----- DATA PROVIDED -----

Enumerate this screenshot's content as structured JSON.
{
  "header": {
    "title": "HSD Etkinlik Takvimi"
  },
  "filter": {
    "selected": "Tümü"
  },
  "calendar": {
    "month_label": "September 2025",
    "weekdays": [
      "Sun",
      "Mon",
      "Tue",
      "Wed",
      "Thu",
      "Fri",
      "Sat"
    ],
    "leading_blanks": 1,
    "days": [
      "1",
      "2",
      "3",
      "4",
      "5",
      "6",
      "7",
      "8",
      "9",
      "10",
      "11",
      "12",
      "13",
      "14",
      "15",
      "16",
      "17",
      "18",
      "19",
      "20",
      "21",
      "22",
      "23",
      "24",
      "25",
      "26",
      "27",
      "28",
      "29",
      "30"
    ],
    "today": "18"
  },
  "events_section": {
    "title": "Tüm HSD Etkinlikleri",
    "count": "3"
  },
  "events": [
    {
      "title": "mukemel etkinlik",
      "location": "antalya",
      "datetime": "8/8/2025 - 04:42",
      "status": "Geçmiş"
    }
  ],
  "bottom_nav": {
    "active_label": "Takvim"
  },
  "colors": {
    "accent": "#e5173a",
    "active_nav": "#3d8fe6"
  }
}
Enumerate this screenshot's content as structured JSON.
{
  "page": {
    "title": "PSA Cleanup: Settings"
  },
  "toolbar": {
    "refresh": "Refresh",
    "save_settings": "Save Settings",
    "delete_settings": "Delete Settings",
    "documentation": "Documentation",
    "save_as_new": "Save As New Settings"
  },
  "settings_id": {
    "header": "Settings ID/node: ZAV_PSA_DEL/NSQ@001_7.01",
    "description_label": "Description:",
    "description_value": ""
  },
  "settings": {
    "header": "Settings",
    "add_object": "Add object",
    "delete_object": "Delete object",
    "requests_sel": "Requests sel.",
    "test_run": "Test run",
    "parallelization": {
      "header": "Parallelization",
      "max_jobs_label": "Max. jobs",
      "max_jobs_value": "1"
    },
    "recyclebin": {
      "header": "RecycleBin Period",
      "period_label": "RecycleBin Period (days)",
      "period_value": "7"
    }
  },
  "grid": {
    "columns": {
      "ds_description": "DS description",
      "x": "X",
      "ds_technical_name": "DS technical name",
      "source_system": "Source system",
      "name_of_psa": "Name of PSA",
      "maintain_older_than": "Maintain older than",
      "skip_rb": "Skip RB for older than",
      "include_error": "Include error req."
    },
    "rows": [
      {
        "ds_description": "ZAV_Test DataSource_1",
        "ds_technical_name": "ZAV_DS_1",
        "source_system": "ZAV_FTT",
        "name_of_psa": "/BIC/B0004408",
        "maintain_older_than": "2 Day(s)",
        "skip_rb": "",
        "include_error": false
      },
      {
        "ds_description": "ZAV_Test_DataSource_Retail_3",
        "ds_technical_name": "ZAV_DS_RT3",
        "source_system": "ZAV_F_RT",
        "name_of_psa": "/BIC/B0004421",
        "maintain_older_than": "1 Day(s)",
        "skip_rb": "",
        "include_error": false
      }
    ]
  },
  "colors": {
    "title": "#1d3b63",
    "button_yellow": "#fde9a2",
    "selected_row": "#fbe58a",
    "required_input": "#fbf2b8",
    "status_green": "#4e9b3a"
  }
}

-----

GOAL OF THE EXERCISE
Return the listing above word for word.

WRITTEN ANSWER
Enumerate this screenshot's content as structured JSON.
{
  "header": {
    "title": "HSD Etkinlik Takvimi"
  },
  "filter": {
    "selected": "Tümü"
  },
  "calendar": {
    "month_label": "September 2025",
    "weekdays": [
      "Sun",
      "Mon",
      "Tue",
      "Wed",
      "Thu",
      "Fri",
      "Sat"
    ],
    "leading_blanks": 1,
    "days": [
      "1",
      "2",
      "3",
      "4",
      "5",
      "6",
      "7",
      "8",
      "9",
      "10",
      "11",
      "12",
      "13",
      "14",
      "15",
      "16",
      "17",
      "18",
      "19",
      "20",
      "21",
      "22",
      "23",
      "24",
      "25",
      "26",
      "27",
      "28",
      "29",
      "30"
    ],
    "today": "18"
  },
  "events_section": {
    "title": "Tüm HSD Etkinlikleri",
    "count": "3"
  },
  "events": [
    {
      "title": "mukemel etkinlik",
      "location": "antalya",
      "datetime": "8/8/2025 - 04:42",
      "status": "Geçmiş"
    }
  ],
  "bottom_nav": {
    "active_label": "Takvim"
  },
  "colors": {
    "accent": "#e5173a",
    "active_nav": "#3d8fe6"
  }
}
Enumerate this screenshot's content as structured JSON.
{
  "page": {
    "title": "PSA Cleanup: Settings"
  },
  "toolbar": {
    "refresh": "Refresh",
    "save_settings": "Save Settings",
    "delete_settings": "Delete Settings",
    "documentation": "Documentation",
    "save_as_new": "Save As New Settings"
  },
  "settings_id": {
    "header": "Settings ID/node: ZAV_PSA_DEL/NSQ@001_7.01",
    "description_label": "Description:",
    "description_value": ""
  },
  "settings": {
    "header": "Settings",
    "add_object": "Add object",
    "delete_object": "Delete object",
    "requests_sel": "Requests sel.",
    "test_run": "Test run",
    "parallelization": {
      "header": "Parallelization",
      "max_jobs_label": "Max. jobs",
      "max_jobs_value": "1"
    },
    "recyclebin": {
      "header": "RecycleBin Period",
      "period_label": "RecycleBin Period (days)",
      "period_value": "7"
    }
  },
  "grid": {
    "columns": {
      "ds_description": "DS description",
      "x": "X",
      "ds_technical_name": "DS technical name",
      "source_system": "Source system",
      "name_of_psa": "Name of PSA",
      "maintain_older_than": "Maintain older than",
      "skip_rb": "Skip RB for older than",
      "include_error": "Include error req."
    },
    "rows": [
      {
        "ds_description": "ZAV_Test DataSource_1",
        "ds_technical_name": "ZAV_DS_1",
        "source_system": "ZAV_FTT",
        "name_of_psa": "/BIC/B0004408",
        "maintain_older_than": "2 Day(s)",
        "skip_rb": "",
        "include_error": false
      },
      {
        "ds_description": "ZAV_Test_DataSource_Retail_3",
        "ds_technical_name": "ZAV_DS_RT3",
        "source_system": "ZAV_F_RT",
        "name_of_psa": "/BIC/B0004421",
        "maintain_older_than": "1 Day(s)",
        "skip_rb": "",
        "include_error": false
      }
    ]
  },
  "colors": {
    "title": "#1d3b63",
    "button_yellow": "#fde9a2",
    "selected_row": "#fbe58a",
    "required_input": "#fbf2b8",
    "status_green": "#4e9b3a"
  }
}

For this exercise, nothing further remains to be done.